INPUT ROWS:
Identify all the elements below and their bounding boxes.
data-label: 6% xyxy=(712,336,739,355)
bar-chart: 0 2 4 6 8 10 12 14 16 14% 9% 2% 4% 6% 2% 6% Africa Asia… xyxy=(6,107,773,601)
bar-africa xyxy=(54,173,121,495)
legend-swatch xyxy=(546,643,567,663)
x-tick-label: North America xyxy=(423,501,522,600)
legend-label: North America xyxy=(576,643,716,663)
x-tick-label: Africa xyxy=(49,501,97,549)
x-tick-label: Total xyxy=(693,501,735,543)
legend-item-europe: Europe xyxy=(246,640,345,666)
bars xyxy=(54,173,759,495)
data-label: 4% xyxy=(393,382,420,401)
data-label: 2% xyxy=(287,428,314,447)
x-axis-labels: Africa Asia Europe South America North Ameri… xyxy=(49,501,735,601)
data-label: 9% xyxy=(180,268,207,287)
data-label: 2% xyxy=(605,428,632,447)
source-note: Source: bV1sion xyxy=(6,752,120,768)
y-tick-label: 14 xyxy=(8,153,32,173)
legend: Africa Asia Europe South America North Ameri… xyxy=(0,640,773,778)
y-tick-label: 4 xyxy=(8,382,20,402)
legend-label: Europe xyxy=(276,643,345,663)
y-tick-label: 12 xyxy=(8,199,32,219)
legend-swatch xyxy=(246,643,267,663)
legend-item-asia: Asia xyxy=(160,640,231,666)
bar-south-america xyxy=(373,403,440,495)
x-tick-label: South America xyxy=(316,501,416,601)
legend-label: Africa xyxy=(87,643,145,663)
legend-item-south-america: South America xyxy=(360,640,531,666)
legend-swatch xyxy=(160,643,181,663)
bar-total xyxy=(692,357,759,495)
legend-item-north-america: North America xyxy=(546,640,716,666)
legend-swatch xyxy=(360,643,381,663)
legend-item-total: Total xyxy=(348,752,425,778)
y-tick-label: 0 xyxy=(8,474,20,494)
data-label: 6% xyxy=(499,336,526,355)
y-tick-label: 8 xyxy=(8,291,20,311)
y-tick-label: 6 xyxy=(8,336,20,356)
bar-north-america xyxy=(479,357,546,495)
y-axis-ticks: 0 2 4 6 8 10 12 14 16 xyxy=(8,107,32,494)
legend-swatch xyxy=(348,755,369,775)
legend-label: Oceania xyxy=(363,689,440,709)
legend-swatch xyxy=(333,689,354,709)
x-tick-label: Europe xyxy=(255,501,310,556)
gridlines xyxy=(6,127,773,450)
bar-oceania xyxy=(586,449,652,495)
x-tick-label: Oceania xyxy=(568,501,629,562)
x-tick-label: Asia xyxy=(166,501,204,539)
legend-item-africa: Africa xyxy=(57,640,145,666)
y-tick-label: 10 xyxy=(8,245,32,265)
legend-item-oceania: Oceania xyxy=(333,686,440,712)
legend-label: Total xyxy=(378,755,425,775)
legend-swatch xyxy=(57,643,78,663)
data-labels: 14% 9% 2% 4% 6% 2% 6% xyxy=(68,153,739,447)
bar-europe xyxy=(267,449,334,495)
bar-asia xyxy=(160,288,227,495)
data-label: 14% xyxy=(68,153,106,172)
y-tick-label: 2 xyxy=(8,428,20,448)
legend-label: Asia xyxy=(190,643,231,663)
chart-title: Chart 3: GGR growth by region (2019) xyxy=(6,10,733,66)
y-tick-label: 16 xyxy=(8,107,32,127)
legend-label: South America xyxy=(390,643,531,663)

THE PROBLEM: Can you repeat every line of the entry above, character for character, with nothing changed or left out?

FINAL ANSWER:
Identify all the elements below and their bounding boxes.
data-label: 6% xyxy=(712,336,739,355)
bar-chart: 0 2 4 6 8 10 12 14 16 14% 9% 2% 4% 6% 2% 6% Africa Asia… xyxy=(6,107,773,601)
bar-africa xyxy=(54,173,121,495)
legend-swatch xyxy=(546,643,567,663)
x-tick-label: North America xyxy=(423,501,522,600)
legend-label: North America xyxy=(576,643,716,663)
x-tick-label: Africa xyxy=(49,501,97,549)
x-tick-label: Total xyxy=(693,501,735,543)
legend-item-europe: Europe xyxy=(246,640,345,666)
bars xyxy=(54,173,759,495)
data-label: 4% xyxy=(393,382,420,401)
data-label: 2% xyxy=(287,428,314,447)
x-axis-labels: Africa Asia Europe South America North Ameri… xyxy=(49,501,735,601)
data-label: 9% xyxy=(180,268,207,287)
data-label: 2% xyxy=(605,428,632,447)
source-note: Source: bV1sion xyxy=(6,752,120,768)
y-tick-label: 14 xyxy=(8,153,32,173)
legend: Africa Asia Europe South America North Ameri… xyxy=(0,640,773,778)
y-tick-label: 4 xyxy=(8,382,20,402)
legend-label: Europe xyxy=(276,643,345,663)
y-tick-label: 12 xyxy=(8,199,32,219)
legend-swatch xyxy=(246,643,267,663)
legend-item-asia: Asia xyxy=(160,640,231,666)
bar-south-america xyxy=(373,403,440,495)
x-tick-label: South America xyxy=(316,501,416,601)
legend-label: Africa xyxy=(87,643,145,663)
legend-item-south-america: South America xyxy=(360,640,531,666)
legend-swatch xyxy=(160,643,181,663)
bar-total xyxy=(692,357,759,495)
legend-item-north-america: North America xyxy=(546,640,716,666)
legend-swatch xyxy=(360,643,381,663)
legend-item-total: Total xyxy=(348,752,425,778)
y-tick-label: 0 xyxy=(8,474,20,494)
data-label: 6% xyxy=(499,336,526,355)
y-tick-label: 8 xyxy=(8,291,20,311)
y-tick-label: 6 xyxy=(8,336,20,356)
bar-north-america xyxy=(479,357,546,495)
y-axis-ticks: 0 2 4 6 8 10 12 14 16 xyxy=(8,107,32,494)
legend-swatch xyxy=(348,755,369,775)
legend-label: Oceania xyxy=(363,689,440,709)
legend-swatch xyxy=(333,689,354,709)
x-tick-label: Europe xyxy=(255,501,310,556)
gridlines xyxy=(6,127,773,450)
bar-oceania xyxy=(586,449,652,495)
x-tick-label: Oceania xyxy=(568,501,629,562)
x-tick-label: Asia xyxy=(166,501,204,539)
legend-item-africa: Africa xyxy=(57,640,145,666)
y-tick-label: 10 xyxy=(8,245,32,265)
legend-item-oceania: Oceania xyxy=(333,686,440,712)
legend-label: Total xyxy=(378,755,425,775)
legend-swatch xyxy=(57,643,78,663)
data-labels: 14% 9% 2% 4% 6% 2% 6% xyxy=(68,153,739,447)
bar-europe xyxy=(267,449,334,495)
bar-asia xyxy=(160,288,227,495)
data-label: 14% xyxy=(68,153,106,172)
y-tick-label: 2 xyxy=(8,428,20,448)
legend-label: Asia xyxy=(190,643,231,663)
chart-title: Chart 3: GGR growth by region (2019) xyxy=(6,10,733,66)
y-tick-label: 16 xyxy=(8,107,32,127)
legend-label: South America xyxy=(390,643,531,663)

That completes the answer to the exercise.